Required work: Copy out each line exactly as it appears.

## Begin Input material

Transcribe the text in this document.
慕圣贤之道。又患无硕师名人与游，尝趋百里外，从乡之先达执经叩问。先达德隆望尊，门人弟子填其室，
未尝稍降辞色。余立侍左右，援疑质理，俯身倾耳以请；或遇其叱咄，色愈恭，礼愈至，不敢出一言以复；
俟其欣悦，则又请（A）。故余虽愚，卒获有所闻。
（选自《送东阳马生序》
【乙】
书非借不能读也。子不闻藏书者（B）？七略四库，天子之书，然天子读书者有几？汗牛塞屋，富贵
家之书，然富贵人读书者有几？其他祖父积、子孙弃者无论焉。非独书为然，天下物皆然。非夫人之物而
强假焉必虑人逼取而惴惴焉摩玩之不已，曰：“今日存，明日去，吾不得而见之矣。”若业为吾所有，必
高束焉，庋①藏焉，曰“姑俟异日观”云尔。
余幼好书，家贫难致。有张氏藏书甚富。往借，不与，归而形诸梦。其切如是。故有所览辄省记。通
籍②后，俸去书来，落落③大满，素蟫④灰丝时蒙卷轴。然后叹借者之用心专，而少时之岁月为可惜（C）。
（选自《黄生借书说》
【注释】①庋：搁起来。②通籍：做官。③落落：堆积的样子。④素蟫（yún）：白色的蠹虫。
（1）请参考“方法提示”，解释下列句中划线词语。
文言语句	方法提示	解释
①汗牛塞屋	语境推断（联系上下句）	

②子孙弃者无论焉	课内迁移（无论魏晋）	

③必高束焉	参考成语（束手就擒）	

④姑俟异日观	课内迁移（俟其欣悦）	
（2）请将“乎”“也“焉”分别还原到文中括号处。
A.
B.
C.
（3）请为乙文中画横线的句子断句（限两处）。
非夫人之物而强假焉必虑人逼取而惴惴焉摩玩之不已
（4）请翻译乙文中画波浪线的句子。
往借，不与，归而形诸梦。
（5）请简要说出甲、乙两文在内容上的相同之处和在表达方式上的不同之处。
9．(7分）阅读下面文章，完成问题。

## End Input material

Exercise response:
Transcribe the text in this document.
慕圣贤之道。又患无硕师名人与游，尝趋百里外，从乡之先达执经叩问。先达德隆望尊，门人弟子填其室，
未尝稍降辞色。余立侍左右，援疑质理，俯身倾耳以请；或遇其叱咄，色愈恭，礼愈至，不敢出一言以复；
俟其欣悦，则又请（A）。故余虽愚，卒获有所闻。
（选自《送东阳马生序》
【乙】
书非借不能读也。子不闻藏书者（B）？七略四库，天子之书，然天子读书者有几？汗牛塞屋，富贵
家之书，然富贵人读书者有几？其他祖父积、子孙弃者无论焉。非独书为然，天下物皆然。非夫人之物而
强假焉必虑人逼取而惴惴焉摩玩之不已，曰：“今日存，明日去，吾不得而见之矣。”若业为吾所有，必
高束焉，庋①藏焉，曰“姑俟异日观”云尔。
余幼好书，家贫难致。有张氏藏书甚富。往借，不与，归而形诸梦。其切如是。故有所览辄省记。通
籍②后，俸去书来，落落③大满，素蟫④灰丝时蒙卷轴。然后叹借者之用心专，而少时之岁月为可惜（C）。
（选自《黄生借书说》
【注释】①庋：搁起来。②通籍：做官。③落落：堆积的样子。④素蟫（yún）：白色的蠹虫。
（1）请参考“方法提示”，解释下列句中划线词语。
文言语句	方法提示	解释
①汗牛塞屋	语境推断（联系上下句）	

②子孙弃者无论焉	课内迁移（无论魏晋）	

③必高束焉	参考成语（束手就擒）	

④姑俟异日观	课内迁移（俟其欣悦）	
（2）请将“乎”“也“焉”分别还原到文中括号处。
A.
B.
C.
（3）请为乙文中画横线的句子断句（限两处）。
非夫人之物而强假焉必虑人逼取而惴惴焉摩玩之不已
（4）请翻译乙文中画波浪线的句子。
往借，不与，归而形诸梦。
（5）请简要说出甲、乙两文在内容上的相同之处和在表达方式上的不同之处。
9．(7分）阅读下面文章，完成问题。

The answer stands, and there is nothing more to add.